• _EXERCISE INSTRUCTIONS_: Your task is to gather the lines below that hold the string "время".

## start DATA LINES

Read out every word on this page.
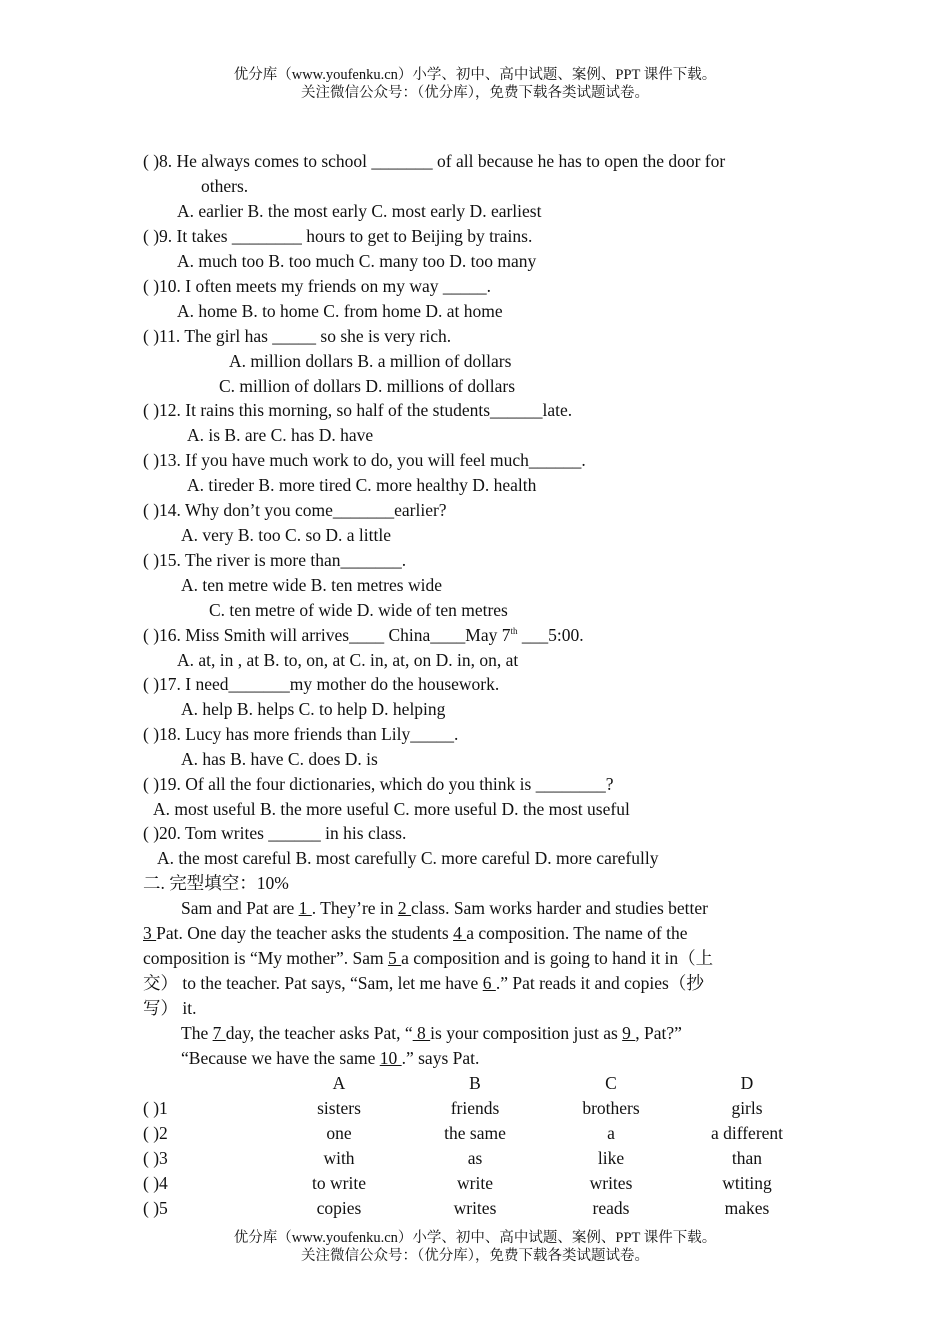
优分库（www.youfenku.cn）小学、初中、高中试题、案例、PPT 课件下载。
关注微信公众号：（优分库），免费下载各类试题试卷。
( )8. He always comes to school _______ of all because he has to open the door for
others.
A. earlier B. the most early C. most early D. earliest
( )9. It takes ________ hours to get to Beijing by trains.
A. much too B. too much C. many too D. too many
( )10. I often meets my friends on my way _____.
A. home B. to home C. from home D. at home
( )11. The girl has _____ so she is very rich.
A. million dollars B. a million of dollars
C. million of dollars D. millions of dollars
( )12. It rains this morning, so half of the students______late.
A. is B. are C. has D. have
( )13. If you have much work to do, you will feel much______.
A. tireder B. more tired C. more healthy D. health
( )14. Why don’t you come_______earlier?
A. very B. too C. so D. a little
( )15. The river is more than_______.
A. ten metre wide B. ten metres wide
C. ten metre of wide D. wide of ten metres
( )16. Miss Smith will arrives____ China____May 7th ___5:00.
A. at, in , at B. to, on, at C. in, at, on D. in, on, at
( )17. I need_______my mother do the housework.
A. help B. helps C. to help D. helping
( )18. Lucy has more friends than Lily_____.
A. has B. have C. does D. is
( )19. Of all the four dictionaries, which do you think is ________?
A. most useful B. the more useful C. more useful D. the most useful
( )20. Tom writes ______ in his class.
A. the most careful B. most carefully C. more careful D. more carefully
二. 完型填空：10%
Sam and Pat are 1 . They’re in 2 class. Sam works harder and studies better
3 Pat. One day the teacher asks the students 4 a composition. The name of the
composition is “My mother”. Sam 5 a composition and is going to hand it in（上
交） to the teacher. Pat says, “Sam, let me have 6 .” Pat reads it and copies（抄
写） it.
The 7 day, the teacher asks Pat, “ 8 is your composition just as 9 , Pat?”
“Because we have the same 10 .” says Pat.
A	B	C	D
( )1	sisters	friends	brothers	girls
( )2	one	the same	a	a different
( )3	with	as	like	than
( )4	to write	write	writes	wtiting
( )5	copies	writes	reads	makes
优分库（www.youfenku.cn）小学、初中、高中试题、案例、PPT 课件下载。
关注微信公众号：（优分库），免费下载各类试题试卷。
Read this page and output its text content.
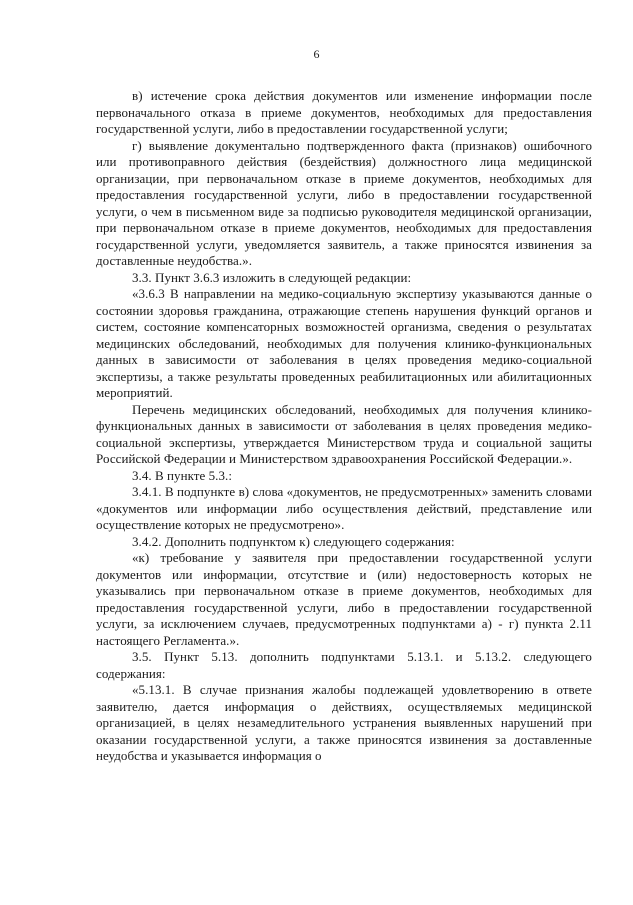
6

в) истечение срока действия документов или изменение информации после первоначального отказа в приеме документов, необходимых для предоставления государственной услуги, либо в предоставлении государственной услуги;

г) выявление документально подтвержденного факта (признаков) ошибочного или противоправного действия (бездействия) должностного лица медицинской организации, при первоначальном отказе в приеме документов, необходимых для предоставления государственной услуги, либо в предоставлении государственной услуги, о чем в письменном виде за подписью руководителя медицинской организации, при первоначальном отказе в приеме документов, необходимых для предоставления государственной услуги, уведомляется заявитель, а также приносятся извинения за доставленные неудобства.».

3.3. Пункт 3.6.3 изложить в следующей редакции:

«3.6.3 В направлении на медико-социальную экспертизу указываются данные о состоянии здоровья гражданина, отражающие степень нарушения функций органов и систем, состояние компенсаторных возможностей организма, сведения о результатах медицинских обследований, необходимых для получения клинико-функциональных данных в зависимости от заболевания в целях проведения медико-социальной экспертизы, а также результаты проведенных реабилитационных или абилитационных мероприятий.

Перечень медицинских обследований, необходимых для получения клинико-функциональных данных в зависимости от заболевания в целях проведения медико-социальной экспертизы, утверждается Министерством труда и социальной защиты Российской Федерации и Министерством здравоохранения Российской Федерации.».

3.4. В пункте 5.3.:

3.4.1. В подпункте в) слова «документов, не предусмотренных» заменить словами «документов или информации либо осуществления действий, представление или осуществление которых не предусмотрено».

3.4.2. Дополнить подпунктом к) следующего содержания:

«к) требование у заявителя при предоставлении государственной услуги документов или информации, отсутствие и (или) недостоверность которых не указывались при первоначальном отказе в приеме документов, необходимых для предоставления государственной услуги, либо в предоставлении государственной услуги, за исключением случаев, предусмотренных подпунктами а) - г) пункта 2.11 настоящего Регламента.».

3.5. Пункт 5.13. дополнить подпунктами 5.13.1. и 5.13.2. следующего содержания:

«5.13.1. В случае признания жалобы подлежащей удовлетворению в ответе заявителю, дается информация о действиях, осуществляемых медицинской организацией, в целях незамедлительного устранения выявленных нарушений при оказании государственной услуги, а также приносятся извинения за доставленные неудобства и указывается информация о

## end DATA LINES
## start DATA LINES

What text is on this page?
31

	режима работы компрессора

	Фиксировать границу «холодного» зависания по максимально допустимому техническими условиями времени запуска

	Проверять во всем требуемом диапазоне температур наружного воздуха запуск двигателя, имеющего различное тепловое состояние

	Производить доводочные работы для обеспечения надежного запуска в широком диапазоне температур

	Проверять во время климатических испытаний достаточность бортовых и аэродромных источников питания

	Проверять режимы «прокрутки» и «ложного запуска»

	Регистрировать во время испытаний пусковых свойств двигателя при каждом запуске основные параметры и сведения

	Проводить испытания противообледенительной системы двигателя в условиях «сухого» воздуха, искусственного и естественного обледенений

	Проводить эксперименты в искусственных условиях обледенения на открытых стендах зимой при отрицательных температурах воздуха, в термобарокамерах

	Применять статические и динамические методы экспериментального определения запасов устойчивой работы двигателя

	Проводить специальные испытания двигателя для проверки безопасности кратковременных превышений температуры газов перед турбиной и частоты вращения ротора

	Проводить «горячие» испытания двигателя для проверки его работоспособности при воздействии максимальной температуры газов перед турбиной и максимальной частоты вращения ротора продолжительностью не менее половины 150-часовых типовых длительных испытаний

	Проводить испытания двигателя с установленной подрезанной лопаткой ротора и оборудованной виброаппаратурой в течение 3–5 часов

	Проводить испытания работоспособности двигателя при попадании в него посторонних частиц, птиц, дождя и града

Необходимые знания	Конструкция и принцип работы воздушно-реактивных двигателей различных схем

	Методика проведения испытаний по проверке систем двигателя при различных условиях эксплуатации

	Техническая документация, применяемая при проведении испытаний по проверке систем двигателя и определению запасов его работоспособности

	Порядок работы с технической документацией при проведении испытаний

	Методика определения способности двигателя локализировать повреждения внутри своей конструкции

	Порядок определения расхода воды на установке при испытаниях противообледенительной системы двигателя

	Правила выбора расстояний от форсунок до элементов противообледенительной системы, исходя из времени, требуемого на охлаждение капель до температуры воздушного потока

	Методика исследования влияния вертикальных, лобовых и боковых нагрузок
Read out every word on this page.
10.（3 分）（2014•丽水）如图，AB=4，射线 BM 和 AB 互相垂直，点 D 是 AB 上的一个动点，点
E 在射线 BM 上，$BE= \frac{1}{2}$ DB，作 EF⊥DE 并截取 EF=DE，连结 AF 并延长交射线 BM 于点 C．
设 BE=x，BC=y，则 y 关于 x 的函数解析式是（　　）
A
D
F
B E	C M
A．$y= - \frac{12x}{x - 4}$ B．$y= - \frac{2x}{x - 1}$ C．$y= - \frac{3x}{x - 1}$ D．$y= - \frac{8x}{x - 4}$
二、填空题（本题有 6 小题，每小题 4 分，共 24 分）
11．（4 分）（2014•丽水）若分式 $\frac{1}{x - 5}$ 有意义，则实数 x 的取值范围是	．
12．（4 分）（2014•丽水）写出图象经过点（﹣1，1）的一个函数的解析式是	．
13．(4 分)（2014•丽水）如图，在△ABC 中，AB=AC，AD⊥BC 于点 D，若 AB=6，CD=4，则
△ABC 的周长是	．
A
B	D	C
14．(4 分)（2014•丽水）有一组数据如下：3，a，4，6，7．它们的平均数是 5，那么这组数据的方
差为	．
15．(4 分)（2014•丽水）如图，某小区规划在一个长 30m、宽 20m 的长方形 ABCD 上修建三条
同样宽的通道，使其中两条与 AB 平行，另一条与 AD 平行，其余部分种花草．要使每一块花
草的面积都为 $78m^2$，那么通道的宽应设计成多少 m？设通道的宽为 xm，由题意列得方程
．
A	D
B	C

## end DATA LINES
## start DATA LINES

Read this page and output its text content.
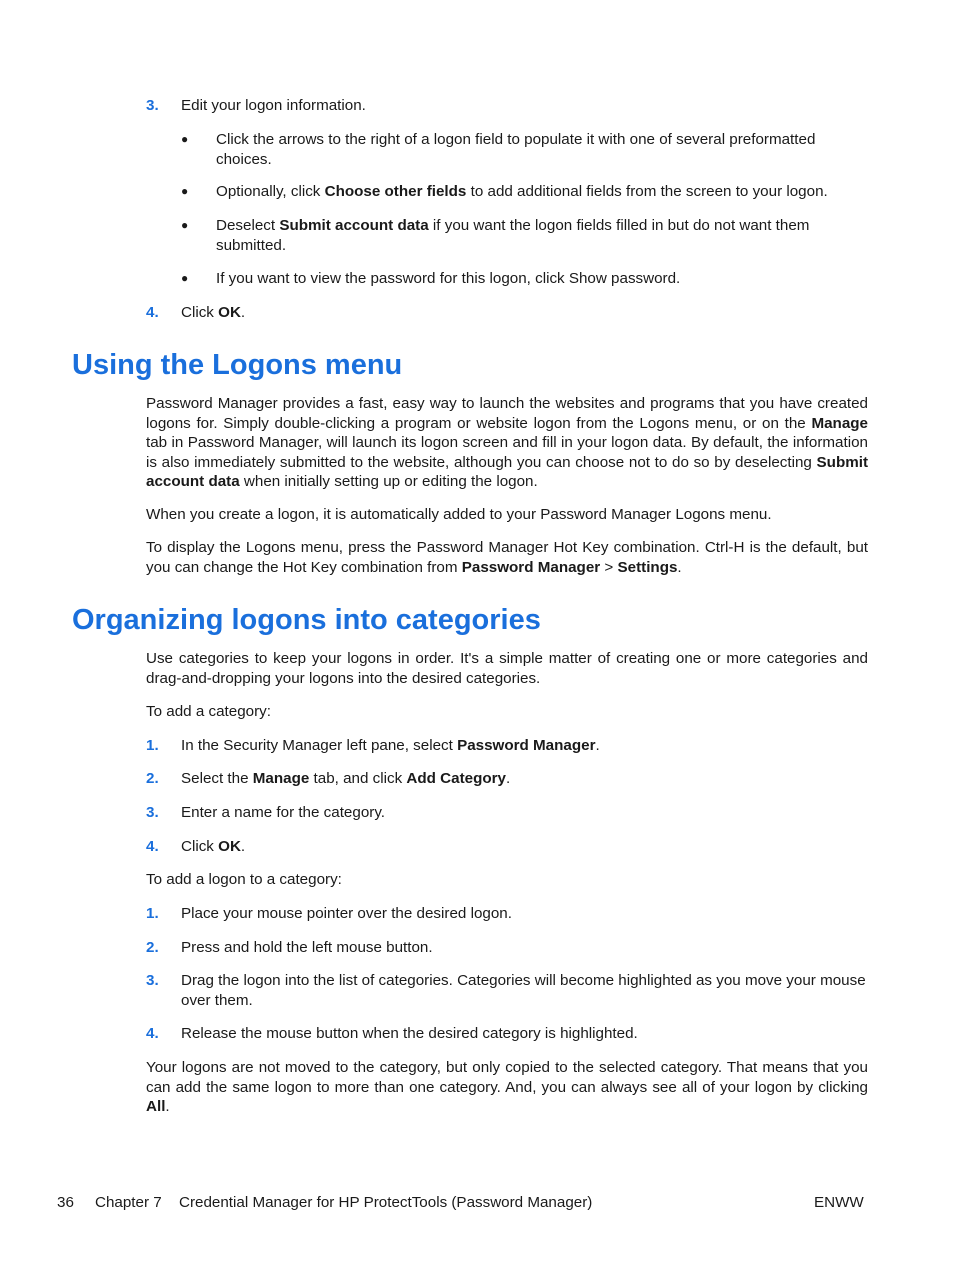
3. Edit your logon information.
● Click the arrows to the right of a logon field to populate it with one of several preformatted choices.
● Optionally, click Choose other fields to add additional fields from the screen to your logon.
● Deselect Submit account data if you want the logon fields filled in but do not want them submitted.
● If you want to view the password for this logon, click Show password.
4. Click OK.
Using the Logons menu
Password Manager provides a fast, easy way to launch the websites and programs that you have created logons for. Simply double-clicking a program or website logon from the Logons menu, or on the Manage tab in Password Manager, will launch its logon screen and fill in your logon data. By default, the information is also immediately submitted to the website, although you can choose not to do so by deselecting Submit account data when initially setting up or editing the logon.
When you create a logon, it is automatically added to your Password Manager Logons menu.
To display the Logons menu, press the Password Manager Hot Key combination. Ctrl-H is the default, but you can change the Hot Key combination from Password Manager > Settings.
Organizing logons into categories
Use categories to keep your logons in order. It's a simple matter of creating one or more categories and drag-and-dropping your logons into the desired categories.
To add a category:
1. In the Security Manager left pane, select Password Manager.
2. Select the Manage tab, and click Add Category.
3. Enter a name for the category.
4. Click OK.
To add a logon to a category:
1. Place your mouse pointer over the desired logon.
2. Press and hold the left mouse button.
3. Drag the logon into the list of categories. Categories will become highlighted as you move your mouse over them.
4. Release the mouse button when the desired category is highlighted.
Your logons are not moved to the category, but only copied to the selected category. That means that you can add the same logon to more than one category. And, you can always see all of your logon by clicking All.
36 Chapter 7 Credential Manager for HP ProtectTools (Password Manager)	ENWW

## end DATA LINES

• _EXPECTED ANSWER_:
	Проверять во время климатических испытаний достаточность бортовых и аэродромных источников питания
	Регистрировать во время испытаний пусковых свойств двигателя при каждом запуске основные параметры и сведения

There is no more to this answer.